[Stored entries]
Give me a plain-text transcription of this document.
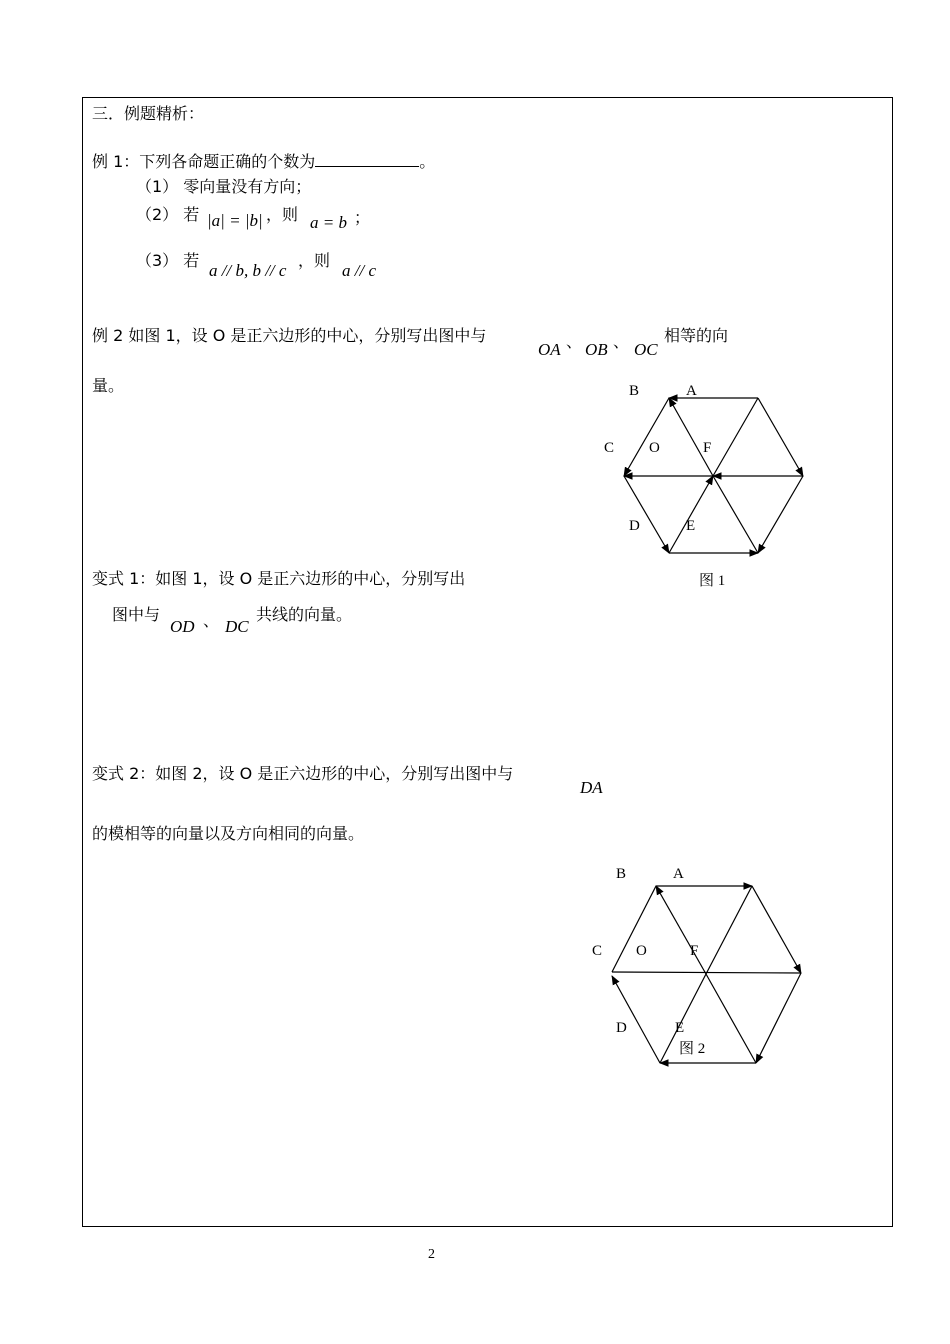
三．例题精析：
例 1：下列各命题正确的个数为	。
（1） 零向量没有方向；
（2） 若 |a| = |b| ，则 a = b ；
（3） 若
a // b, b // c
，则
a // c
例 2 如图 1，设 O 是正六边形的中心，分别写出图中与
OA 、 OB 、 OC
相等的向
量。	B	A
C O	F
D	E
图 1
变式 1：如图 1，设 O 是正六边形的中心，分别写出
图中与
OD 、 DC
共线的向量。
变式 2：如图 2，设 O 是正六边形的中心，分别写出图中与
DA
的模相等的向量以及方向相同的向量。
B	A
C O	F
D	E
图 2
2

● EXERCISE DETAILS
Say how many lines of the data hold the string "是正六边形的中心". Reply with the number alone.

● ANSWER FOR THIS EXERCISE
3